§ TASK DETAILS
In the entries below, find every line with "weather" and copy it.

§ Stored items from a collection
☆ ☆ ☆ ☆ ☆

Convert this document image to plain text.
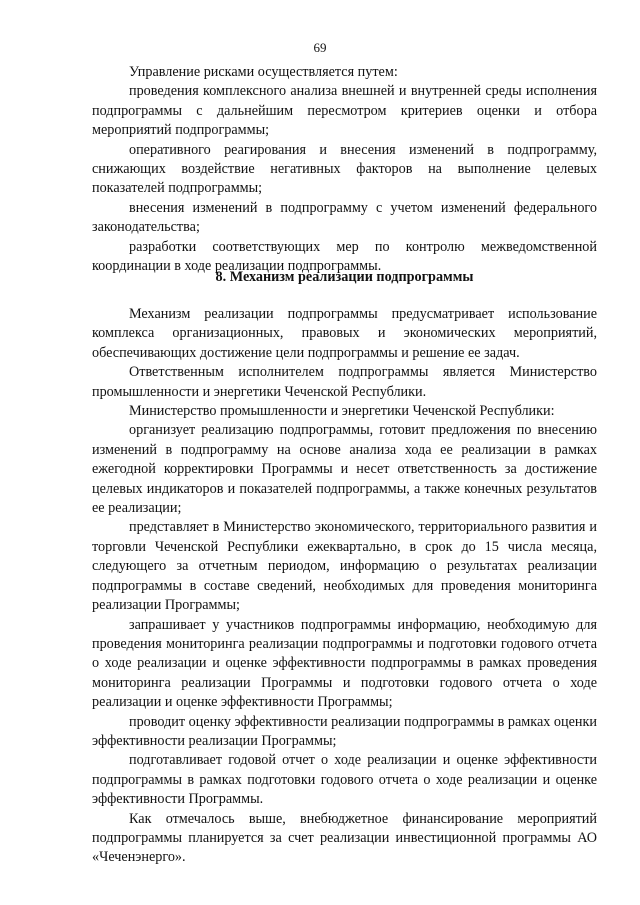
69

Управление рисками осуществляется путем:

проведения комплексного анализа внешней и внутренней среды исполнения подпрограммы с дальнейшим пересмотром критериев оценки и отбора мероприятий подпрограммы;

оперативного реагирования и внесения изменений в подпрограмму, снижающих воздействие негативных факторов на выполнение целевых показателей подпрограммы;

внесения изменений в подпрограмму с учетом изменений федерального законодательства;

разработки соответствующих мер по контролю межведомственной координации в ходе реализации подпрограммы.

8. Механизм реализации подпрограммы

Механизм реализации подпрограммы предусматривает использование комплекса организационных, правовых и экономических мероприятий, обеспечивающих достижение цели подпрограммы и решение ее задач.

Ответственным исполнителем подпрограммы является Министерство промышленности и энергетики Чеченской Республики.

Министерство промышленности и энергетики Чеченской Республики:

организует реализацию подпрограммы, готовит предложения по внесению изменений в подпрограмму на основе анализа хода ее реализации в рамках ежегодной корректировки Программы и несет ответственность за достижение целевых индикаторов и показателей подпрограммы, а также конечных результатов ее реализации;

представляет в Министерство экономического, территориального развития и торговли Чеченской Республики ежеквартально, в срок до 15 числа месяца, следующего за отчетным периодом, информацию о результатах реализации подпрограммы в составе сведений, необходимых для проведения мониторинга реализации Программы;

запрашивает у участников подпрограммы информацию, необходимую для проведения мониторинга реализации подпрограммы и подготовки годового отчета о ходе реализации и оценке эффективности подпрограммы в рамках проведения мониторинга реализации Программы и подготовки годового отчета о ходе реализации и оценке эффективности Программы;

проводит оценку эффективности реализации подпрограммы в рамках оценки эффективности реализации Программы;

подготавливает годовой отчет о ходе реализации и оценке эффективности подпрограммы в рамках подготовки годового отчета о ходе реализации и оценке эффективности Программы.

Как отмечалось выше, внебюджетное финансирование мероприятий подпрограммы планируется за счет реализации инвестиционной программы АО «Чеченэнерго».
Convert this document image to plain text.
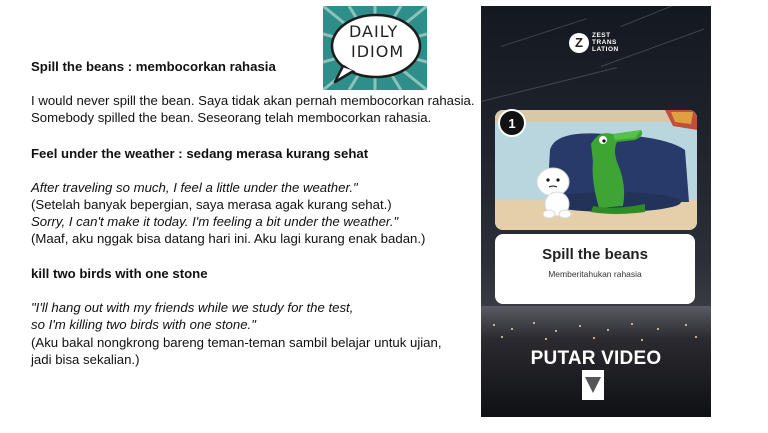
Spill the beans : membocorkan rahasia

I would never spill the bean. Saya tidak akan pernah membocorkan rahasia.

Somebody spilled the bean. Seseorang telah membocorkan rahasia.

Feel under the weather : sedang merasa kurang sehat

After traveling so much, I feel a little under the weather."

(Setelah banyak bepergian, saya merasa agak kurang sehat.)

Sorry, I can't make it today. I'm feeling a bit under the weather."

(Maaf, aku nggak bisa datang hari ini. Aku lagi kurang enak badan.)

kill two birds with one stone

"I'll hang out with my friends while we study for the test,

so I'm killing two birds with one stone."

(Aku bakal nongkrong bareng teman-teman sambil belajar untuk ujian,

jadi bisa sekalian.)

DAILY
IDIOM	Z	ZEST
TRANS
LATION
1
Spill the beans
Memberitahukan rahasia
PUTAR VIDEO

☆ ☆ ☆ ☆ ☆

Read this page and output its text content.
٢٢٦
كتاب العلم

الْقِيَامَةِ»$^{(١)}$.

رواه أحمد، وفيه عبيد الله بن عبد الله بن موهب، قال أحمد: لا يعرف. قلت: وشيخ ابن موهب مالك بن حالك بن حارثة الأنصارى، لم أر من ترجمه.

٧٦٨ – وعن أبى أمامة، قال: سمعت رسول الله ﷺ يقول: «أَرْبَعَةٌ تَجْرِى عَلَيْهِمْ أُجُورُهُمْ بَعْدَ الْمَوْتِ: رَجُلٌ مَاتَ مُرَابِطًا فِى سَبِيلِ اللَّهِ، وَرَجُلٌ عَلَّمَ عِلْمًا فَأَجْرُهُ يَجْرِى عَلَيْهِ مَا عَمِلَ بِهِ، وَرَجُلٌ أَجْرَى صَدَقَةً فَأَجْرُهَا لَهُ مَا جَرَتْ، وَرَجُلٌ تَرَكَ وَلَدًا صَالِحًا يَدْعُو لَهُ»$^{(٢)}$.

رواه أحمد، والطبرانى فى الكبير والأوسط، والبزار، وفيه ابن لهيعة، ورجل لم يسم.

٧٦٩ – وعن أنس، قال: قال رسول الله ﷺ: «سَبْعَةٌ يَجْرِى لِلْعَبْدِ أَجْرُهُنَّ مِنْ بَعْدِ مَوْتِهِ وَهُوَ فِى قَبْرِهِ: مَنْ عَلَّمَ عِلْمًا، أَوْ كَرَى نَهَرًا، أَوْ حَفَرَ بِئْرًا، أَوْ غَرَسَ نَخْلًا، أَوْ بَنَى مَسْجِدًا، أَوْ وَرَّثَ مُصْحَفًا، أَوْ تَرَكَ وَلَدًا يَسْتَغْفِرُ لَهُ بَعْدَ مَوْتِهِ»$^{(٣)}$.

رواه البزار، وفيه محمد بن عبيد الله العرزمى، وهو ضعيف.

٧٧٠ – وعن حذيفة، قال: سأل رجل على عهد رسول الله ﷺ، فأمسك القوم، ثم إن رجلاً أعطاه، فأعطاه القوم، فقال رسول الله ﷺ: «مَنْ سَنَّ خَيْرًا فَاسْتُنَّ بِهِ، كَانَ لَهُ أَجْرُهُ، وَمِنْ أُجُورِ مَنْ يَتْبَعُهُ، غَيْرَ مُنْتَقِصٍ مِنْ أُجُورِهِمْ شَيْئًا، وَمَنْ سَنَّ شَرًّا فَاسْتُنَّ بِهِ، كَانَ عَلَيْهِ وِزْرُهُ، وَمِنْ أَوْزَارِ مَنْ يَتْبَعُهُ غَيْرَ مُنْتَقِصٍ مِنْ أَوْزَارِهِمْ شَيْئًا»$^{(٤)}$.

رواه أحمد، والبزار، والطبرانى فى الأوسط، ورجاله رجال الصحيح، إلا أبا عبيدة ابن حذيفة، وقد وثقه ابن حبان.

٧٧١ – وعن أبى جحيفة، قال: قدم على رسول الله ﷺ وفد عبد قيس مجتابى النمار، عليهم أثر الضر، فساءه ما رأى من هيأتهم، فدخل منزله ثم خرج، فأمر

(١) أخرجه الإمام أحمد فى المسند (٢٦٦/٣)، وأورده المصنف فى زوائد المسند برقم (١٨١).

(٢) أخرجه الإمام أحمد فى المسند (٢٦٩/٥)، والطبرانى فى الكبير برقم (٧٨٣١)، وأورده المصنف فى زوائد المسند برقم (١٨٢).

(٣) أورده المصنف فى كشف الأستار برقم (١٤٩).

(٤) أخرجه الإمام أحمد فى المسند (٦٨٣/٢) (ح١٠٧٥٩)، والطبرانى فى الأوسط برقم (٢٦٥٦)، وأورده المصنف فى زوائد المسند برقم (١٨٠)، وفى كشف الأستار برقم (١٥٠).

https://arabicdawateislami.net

☆ ☆ ☆ ☆ ☆

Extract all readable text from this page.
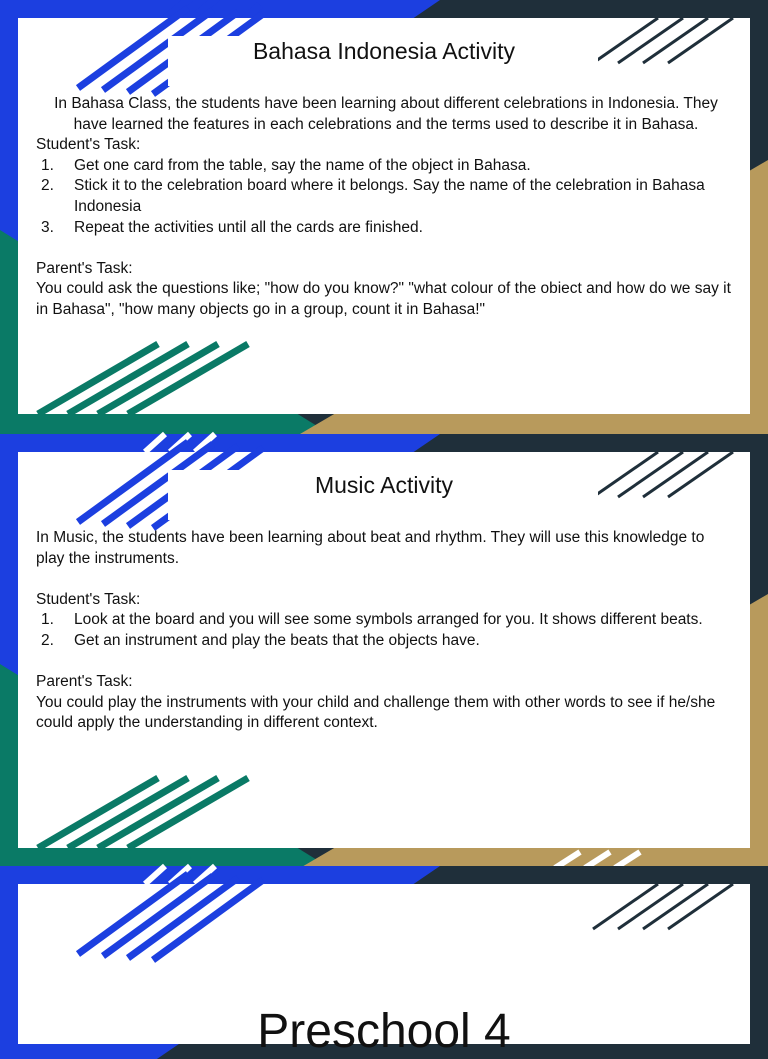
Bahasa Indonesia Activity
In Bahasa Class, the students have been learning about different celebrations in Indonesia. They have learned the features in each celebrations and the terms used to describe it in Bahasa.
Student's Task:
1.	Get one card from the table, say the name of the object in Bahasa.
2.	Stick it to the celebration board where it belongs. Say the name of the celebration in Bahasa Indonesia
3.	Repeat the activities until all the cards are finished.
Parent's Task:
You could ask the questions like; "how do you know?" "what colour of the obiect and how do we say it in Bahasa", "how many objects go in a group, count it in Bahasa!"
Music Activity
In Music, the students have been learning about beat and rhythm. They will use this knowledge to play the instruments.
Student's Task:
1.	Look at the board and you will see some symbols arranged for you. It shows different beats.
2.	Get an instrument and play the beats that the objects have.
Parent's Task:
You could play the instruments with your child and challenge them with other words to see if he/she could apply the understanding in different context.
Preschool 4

☆ ☆ ☆ ☆ ☆

§ EXPECTED ANSWER
Feel under the weather : sedang merasa kurang sehat
After traveling so much, I feel a little under the weather."
Sorry, I can't make it today. I'm feeling a bit under the weather."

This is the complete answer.